## Exercise description
Every line that contains the word "BRUNEL" should be copied.

[Stored records]
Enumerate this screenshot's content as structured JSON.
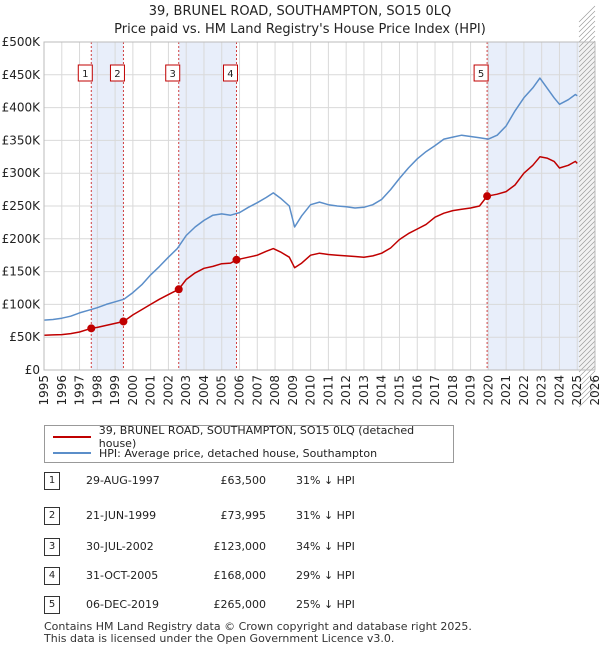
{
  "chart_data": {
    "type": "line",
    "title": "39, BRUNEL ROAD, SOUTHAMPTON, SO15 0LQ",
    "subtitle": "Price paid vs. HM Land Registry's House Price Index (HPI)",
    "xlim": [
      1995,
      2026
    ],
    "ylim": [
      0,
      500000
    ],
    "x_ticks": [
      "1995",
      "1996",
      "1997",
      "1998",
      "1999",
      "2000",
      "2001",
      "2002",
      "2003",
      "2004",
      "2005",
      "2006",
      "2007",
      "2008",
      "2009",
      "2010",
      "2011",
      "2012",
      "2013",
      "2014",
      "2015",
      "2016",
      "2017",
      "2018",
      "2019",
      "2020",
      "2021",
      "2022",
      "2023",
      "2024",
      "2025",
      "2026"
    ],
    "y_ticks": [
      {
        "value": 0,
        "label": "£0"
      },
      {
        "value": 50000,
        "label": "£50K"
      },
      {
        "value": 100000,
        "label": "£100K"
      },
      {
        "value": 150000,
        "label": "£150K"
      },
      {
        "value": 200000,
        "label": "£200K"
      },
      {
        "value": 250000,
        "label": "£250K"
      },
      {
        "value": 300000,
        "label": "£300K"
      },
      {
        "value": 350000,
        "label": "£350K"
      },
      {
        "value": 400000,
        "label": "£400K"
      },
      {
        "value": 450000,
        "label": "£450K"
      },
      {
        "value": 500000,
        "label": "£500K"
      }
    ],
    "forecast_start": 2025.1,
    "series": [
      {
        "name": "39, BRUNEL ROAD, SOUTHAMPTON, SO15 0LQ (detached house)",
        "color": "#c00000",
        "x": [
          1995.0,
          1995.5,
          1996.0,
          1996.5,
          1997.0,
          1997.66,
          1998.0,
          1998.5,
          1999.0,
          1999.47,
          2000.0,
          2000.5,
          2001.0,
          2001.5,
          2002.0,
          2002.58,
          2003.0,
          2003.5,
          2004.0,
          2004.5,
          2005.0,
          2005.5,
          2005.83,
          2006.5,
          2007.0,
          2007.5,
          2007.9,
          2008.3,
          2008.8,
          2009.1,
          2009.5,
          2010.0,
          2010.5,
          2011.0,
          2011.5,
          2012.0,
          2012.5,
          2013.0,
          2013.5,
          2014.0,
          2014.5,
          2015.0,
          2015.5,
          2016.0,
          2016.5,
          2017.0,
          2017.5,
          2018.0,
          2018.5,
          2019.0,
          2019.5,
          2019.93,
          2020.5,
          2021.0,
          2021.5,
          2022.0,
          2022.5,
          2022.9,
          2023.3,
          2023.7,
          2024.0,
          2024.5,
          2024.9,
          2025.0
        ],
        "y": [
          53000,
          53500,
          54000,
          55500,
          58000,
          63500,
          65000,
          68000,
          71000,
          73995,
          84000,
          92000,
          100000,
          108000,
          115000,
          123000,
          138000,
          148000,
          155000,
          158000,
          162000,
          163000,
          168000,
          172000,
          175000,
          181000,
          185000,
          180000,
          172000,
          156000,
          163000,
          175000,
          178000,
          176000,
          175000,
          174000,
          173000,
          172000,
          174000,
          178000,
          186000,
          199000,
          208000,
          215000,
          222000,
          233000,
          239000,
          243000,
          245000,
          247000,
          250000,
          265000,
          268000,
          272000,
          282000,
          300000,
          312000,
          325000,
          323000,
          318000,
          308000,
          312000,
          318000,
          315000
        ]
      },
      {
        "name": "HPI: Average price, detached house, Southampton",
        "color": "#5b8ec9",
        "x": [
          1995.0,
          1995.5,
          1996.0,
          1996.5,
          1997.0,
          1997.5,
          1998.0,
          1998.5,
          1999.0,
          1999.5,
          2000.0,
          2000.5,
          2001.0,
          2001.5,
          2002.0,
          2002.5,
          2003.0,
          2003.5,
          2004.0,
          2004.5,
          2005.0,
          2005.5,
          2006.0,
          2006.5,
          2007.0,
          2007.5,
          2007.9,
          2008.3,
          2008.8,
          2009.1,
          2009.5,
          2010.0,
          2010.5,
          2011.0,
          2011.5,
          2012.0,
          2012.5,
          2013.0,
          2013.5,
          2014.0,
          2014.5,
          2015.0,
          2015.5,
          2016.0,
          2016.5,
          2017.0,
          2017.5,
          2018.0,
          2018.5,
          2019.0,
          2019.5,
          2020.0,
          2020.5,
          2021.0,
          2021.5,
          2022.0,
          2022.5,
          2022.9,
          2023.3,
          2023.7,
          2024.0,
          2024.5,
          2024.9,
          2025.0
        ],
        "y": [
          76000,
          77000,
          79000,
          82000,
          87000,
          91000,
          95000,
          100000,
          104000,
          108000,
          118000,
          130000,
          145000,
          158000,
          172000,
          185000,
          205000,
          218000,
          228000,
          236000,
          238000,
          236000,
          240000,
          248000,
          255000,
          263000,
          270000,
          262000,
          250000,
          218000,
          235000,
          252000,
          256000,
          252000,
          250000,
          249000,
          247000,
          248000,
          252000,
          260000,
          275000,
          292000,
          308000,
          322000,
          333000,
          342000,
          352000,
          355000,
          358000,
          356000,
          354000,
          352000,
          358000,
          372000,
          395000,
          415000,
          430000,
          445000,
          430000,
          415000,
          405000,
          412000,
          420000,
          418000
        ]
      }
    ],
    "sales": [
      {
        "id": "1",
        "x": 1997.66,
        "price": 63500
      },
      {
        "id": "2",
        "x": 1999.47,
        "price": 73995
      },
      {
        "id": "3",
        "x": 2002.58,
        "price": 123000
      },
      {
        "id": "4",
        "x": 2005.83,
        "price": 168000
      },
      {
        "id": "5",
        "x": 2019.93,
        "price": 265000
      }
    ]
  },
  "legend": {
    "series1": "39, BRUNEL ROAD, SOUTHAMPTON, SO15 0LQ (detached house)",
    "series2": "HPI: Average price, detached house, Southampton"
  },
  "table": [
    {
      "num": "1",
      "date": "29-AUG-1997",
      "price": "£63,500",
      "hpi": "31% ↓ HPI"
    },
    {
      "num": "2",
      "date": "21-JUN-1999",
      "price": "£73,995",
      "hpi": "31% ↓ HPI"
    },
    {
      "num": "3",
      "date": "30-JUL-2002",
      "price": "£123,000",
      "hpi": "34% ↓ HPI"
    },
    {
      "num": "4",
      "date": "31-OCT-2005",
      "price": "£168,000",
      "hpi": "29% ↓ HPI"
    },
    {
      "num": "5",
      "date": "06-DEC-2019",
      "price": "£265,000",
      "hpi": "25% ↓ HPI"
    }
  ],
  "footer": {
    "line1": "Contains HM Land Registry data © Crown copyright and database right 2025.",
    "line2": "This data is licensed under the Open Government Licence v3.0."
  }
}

* * *

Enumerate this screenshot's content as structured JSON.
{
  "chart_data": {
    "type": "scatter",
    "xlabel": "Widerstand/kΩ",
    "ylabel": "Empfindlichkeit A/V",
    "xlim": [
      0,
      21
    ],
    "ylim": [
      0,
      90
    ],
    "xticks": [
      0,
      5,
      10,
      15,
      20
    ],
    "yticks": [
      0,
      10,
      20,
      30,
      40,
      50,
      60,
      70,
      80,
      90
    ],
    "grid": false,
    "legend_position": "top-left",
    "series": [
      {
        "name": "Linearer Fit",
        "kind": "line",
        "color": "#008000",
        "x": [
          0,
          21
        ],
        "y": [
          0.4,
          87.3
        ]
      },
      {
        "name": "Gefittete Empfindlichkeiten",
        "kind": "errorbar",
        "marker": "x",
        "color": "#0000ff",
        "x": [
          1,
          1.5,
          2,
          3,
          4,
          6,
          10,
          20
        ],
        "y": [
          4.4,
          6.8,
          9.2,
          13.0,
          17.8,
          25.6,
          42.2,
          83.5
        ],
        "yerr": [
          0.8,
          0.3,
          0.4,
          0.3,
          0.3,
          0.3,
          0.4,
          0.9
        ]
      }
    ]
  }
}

## Correct response
    "title": "39, BRUNEL ROAD, SOUTHAMPTON, SO15 0LQ",
        "name": "39, BRUNEL ROAD, SOUTHAMPTON, SO15 0LQ (detached house)",
    "series1": "39, BRUNEL ROAD, SOUTHAMPTON, SO15 0LQ (detached house)",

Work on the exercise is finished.